-- Start of Listed records --
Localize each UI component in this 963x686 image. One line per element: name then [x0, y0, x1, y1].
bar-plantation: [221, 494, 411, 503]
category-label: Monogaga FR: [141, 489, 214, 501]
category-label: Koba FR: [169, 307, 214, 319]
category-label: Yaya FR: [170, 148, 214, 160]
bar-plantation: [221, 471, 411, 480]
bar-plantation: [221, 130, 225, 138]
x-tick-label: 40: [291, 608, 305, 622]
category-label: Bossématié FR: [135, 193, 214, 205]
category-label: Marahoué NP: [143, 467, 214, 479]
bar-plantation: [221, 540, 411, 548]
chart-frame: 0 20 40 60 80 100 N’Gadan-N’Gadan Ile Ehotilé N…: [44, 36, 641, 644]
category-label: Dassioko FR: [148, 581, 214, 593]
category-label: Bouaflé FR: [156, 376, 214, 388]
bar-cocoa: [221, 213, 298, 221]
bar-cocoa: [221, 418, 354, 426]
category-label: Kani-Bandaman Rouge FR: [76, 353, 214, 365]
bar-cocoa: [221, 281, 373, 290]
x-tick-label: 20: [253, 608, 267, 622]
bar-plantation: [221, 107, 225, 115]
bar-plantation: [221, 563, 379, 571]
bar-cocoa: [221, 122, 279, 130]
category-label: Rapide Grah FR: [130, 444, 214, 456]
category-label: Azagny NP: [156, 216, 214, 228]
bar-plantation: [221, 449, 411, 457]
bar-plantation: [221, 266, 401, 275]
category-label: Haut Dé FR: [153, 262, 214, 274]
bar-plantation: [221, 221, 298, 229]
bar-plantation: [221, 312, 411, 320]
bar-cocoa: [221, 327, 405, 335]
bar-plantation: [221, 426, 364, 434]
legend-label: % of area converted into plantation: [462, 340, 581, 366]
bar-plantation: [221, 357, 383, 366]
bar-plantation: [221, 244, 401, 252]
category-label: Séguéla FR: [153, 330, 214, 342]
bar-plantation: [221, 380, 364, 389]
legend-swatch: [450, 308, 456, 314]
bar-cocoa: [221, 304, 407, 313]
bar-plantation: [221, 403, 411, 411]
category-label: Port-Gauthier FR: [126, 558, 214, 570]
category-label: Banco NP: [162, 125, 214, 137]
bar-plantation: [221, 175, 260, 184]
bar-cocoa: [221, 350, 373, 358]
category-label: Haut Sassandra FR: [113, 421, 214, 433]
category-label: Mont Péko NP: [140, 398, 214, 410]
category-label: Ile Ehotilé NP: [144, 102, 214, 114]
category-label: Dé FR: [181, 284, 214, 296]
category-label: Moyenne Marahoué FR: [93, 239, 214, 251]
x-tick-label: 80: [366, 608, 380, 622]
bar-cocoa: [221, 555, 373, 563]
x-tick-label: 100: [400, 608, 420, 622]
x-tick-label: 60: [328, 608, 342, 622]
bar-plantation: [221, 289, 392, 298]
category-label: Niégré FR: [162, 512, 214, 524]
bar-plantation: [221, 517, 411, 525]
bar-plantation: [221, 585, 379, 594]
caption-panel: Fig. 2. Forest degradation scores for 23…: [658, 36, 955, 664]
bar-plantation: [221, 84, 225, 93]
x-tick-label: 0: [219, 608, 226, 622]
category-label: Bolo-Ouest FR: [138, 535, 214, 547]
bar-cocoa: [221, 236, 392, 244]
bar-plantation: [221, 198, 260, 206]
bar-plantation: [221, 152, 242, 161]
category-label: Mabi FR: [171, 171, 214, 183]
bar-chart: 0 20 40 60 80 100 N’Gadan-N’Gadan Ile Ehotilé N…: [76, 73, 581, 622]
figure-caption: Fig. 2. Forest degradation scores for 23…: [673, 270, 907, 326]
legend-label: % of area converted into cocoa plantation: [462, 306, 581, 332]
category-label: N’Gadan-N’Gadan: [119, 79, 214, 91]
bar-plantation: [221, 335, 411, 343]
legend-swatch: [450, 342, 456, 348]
-- End of Listed records --
◆ **What you need to do**
Reproduce all the entries above verbatim, line for line, changing nothing.

◆ **Reply**
Localize each UI component in this 963x686 image. One line per element: name then [x0, y0, x1, y1].
bar-plantation: [221, 494, 411, 503]
category-label: Monogaga FR: [141, 489, 214, 501]
category-label: Koba FR: [169, 307, 214, 319]
category-label: Yaya FR: [170, 148, 214, 160]
bar-plantation: [221, 471, 411, 480]
bar-plantation: [221, 130, 225, 138]
x-tick-label: 40: [291, 608, 305, 622]
category-label: Bossématié FR: [135, 193, 214, 205]
category-label: Marahoué NP: [143, 467, 214, 479]
bar-plantation: [221, 540, 411, 548]
chart-frame: 0 20 40 60 80 100 N’Gadan-N’Gadan Ile Ehotilé N…: [44, 36, 641, 644]
category-label: Dassioko FR: [148, 581, 214, 593]
category-label: Bouaflé FR: [156, 376, 214, 388]
bar-cocoa: [221, 213, 298, 221]
bar-cocoa: [221, 418, 354, 426]
category-label: Kani-Bandaman Rouge FR: [76, 353, 214, 365]
bar-cocoa: [221, 281, 373, 290]
x-tick-label: 20: [253, 608, 267, 622]
bar-plantation: [221, 107, 225, 115]
bar-plantation: [221, 563, 379, 571]
bar-cocoa: [221, 122, 279, 130]
category-label: Rapide Grah FR: [130, 444, 214, 456]
category-label: Azagny NP: [156, 216, 214, 228]
bar-plantation: [221, 449, 411, 457]
bar-plantation: [221, 266, 401, 275]
category-label: Haut Dé FR: [153, 262, 214, 274]
bar-plantation: [221, 221, 298, 229]
bar-plantation: [221, 312, 411, 320]
bar-cocoa: [221, 327, 405, 335]
bar-plantation: [221, 426, 364, 434]
legend-label: % of area converted into plantation: [462, 340, 581, 366]
bar-plantation: [221, 357, 383, 366]
bar-plantation: [221, 244, 401, 252]
category-label: Séguéla FR: [153, 330, 214, 342]
bar-plantation: [221, 380, 364, 389]
legend-swatch: [450, 308, 456, 314]
bar-cocoa: [221, 304, 407, 313]
bar-plantation: [221, 403, 411, 411]
category-label: Port-Gauthier FR: [126, 558, 214, 570]
category-label: Banco NP: [162, 125, 214, 137]
bar-plantation: [221, 175, 260, 184]
bar-cocoa: [221, 350, 373, 358]
category-label: Haut Sassandra FR: [113, 421, 214, 433]
category-label: Mont Péko NP: [140, 398, 214, 410]
category-label: Ile Ehotilé NP: [144, 102, 214, 114]
category-label: Dé FR: [181, 284, 214, 296]
category-label: Moyenne Marahoué FR: [93, 239, 214, 251]
x-tick-label: 80: [366, 608, 380, 622]
bar-cocoa: [221, 555, 373, 563]
x-tick-label: 100: [400, 608, 420, 622]
x-tick-label: 60: [328, 608, 342, 622]
bar-plantation: [221, 289, 392, 298]
category-label: Niégré FR: [162, 512, 214, 524]
bar-plantation: [221, 517, 411, 525]
bar-plantation: [221, 585, 379, 594]
caption-panel: Fig. 2. Forest degradation scores for 23…: [658, 36, 955, 664]
bar-plantation: [221, 84, 225, 93]
x-tick-label: 0: [219, 608, 226, 622]
category-label: Bolo-Ouest FR: [138, 535, 214, 547]
bar-cocoa: [221, 236, 392, 244]
bar-plantation: [221, 198, 260, 206]
bar-plantation: [221, 152, 242, 161]
category-label: Mabi FR: [171, 171, 214, 183]
bar-chart: 0 20 40 60 80 100 N’Gadan-N’Gadan Ile Ehotilé N…: [76, 73, 581, 622]
figure-caption: Fig. 2. Forest degradation scores for 23…: [673, 270, 907, 326]
legend-label: % of area converted into cocoa plantation: [462, 306, 581, 332]
category-label: N’Gadan-N’Gadan: [119, 79, 214, 91]
bar-plantation: [221, 335, 411, 343]
legend-swatch: [450, 342, 456, 348]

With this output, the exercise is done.